● What you are asked to do
Reproduce every one of the items below line for line, without changing a single character.

[Dataset records]
━━━━━━

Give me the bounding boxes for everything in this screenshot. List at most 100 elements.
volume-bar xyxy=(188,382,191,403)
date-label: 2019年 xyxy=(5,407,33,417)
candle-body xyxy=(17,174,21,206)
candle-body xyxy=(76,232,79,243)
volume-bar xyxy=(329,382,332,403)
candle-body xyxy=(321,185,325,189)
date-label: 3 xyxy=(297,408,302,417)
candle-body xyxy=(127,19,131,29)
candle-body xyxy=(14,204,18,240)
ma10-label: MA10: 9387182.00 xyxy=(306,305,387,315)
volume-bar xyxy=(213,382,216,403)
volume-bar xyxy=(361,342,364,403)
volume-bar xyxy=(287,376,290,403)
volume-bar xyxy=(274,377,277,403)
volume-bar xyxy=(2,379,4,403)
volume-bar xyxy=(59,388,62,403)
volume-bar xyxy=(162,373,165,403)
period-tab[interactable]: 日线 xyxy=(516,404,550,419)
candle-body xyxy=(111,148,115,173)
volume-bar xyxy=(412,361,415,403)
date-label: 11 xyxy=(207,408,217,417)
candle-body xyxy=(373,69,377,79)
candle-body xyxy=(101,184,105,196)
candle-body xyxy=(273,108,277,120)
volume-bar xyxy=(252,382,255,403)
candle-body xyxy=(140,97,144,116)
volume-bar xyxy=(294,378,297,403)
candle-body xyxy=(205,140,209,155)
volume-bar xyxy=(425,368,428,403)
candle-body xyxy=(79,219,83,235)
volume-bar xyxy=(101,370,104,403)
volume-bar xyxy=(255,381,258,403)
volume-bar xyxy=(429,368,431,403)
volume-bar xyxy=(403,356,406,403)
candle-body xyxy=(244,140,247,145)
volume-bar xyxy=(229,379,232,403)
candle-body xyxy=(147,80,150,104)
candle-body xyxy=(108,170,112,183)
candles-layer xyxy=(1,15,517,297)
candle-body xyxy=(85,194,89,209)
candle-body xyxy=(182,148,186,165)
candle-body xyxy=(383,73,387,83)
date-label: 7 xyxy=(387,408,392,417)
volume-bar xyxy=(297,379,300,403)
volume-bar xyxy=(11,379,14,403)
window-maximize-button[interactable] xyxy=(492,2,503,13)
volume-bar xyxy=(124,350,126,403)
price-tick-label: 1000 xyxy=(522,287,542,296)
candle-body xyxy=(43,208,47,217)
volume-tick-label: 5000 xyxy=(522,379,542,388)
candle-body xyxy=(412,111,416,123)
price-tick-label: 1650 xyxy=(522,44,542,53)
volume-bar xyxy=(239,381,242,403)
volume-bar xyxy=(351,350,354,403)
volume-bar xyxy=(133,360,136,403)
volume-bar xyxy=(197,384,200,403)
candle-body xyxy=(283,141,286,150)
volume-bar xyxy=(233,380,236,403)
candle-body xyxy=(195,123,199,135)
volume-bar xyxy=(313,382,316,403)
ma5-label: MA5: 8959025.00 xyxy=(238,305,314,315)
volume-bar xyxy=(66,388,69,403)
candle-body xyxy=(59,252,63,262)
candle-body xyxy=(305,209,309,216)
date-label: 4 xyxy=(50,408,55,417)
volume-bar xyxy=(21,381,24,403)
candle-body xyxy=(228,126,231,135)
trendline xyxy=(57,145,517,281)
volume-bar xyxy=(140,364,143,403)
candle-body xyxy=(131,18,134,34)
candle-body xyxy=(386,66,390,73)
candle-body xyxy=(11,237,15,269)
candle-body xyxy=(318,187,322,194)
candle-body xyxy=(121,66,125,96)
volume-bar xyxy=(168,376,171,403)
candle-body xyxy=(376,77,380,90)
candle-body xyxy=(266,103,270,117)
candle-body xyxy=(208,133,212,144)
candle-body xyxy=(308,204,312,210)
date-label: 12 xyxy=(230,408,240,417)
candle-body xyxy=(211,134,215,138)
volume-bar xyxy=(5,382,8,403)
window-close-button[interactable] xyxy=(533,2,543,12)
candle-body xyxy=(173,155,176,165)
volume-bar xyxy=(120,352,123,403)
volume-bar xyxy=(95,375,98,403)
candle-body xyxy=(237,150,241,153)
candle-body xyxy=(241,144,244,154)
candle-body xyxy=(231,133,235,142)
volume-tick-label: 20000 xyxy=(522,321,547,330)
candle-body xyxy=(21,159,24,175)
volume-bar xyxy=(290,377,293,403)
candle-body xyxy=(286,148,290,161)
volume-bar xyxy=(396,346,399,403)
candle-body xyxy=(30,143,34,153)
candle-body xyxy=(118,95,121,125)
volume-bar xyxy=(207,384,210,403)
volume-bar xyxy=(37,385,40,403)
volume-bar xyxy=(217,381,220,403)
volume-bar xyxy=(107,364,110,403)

━━━━━━

● Correct response
Give me the bounding boxes for everything in this screenshot. List at most 100 elements.
volume-bar xyxy=(188,382,191,403)
date-label: 2019年 xyxy=(5,407,33,417)
candle-body xyxy=(17,174,21,206)
candle-body xyxy=(76,232,79,243)
volume-bar xyxy=(329,382,332,403)
candle-body xyxy=(321,185,325,189)
date-label: 3 xyxy=(297,408,302,417)
candle-body xyxy=(127,19,131,29)
candle-body xyxy=(14,204,18,240)
ma10-label: MA10: 9387182.00 xyxy=(306,305,387,315)
volume-bar xyxy=(213,382,216,403)
volume-bar xyxy=(361,342,364,403)
volume-bar xyxy=(287,376,290,403)
volume-bar xyxy=(274,377,277,403)
volume-bar xyxy=(2,379,4,403)
volume-bar xyxy=(59,388,62,403)
volume-bar xyxy=(162,373,165,403)
period-tab[interactable]: 日线 xyxy=(516,404,550,419)
candle-body xyxy=(111,148,115,173)
volume-bar xyxy=(412,361,415,403)
date-label: 11 xyxy=(207,408,217,417)
candle-body xyxy=(373,69,377,79)
candle-body xyxy=(101,184,105,196)
candle-body xyxy=(273,108,277,120)
volume-bar xyxy=(252,382,255,403)
candle-body xyxy=(140,97,144,116)
volume-bar xyxy=(294,378,297,403)
candle-body xyxy=(205,140,209,155)
volume-bar xyxy=(425,368,428,403)
candle-body xyxy=(79,219,83,235)
volume-bar xyxy=(101,370,104,403)
volume-bar xyxy=(255,381,258,403)
volume-bar xyxy=(429,368,431,403)
volume-bar xyxy=(403,356,406,403)
candle-body xyxy=(244,140,247,145)
volume-bar xyxy=(229,379,232,403)
candle-body xyxy=(147,80,150,104)
candle-body xyxy=(108,170,112,183)
candles-layer xyxy=(1,15,517,297)
candle-body xyxy=(85,194,89,209)
candle-body xyxy=(182,148,186,165)
candle-body xyxy=(383,73,387,83)
date-label: 7 xyxy=(387,408,392,417)
volume-bar xyxy=(297,379,300,403)
volume-bar xyxy=(11,379,14,403)
window-maximize-button[interactable] xyxy=(492,2,503,13)
volume-bar xyxy=(124,350,126,403)
price-tick-label: 1000 xyxy=(522,287,542,296)
candle-body xyxy=(43,208,47,217)
volume-tick-label: 5000 xyxy=(522,379,542,388)
candle-body xyxy=(412,111,416,123)
price-tick-label: 1650 xyxy=(522,44,542,53)
volume-bar xyxy=(239,381,242,403)
volume-bar xyxy=(351,350,354,403)
volume-bar xyxy=(133,360,136,403)
volume-bar xyxy=(197,384,200,403)
candle-body xyxy=(283,141,286,150)
volume-bar xyxy=(233,380,236,403)
candle-body xyxy=(195,123,199,135)
volume-bar xyxy=(313,382,316,403)
ma5-label: MA5: 8959025.00 xyxy=(238,305,314,315)
volume-bar xyxy=(66,388,69,403)
candle-body xyxy=(59,252,63,262)
candle-body xyxy=(305,209,309,216)
date-label: 4 xyxy=(50,408,55,417)
volume-bar xyxy=(21,381,24,403)
candle-body xyxy=(228,126,231,135)
trendline xyxy=(57,145,517,281)
volume-bar xyxy=(140,364,143,403)
candle-body xyxy=(131,18,134,34)
candle-body xyxy=(386,66,390,73)
candle-body xyxy=(11,237,15,269)
candle-body xyxy=(318,187,322,194)
candle-body xyxy=(121,66,125,96)
volume-bar xyxy=(168,376,171,403)
candle-body xyxy=(376,77,380,90)
candle-body xyxy=(266,103,270,117)
candle-body xyxy=(208,133,212,144)
candle-body xyxy=(308,204,312,210)
date-label: 12 xyxy=(230,408,240,417)
candle-body xyxy=(211,134,215,138)
volume-bar xyxy=(5,382,8,403)
window-close-button[interactable] xyxy=(533,2,543,12)
candle-body xyxy=(173,155,176,165)
volume-bar xyxy=(120,352,123,403)
volume-bar xyxy=(95,375,98,403)
candle-body xyxy=(237,150,241,153)
candle-body xyxy=(241,144,244,154)
candle-body xyxy=(231,133,235,142)
volume-tick-label: 20000 xyxy=(522,321,547,330)
candle-body xyxy=(21,159,24,175)
volume-bar xyxy=(290,377,293,403)
candle-body xyxy=(286,148,290,161)
volume-bar xyxy=(396,346,399,403)
candle-body xyxy=(30,143,34,153)
candle-body xyxy=(118,95,121,125)
volume-bar xyxy=(207,384,210,403)
volume-bar xyxy=(37,385,40,403)
volume-bar xyxy=(217,381,220,403)
volume-bar xyxy=(107,364,110,403)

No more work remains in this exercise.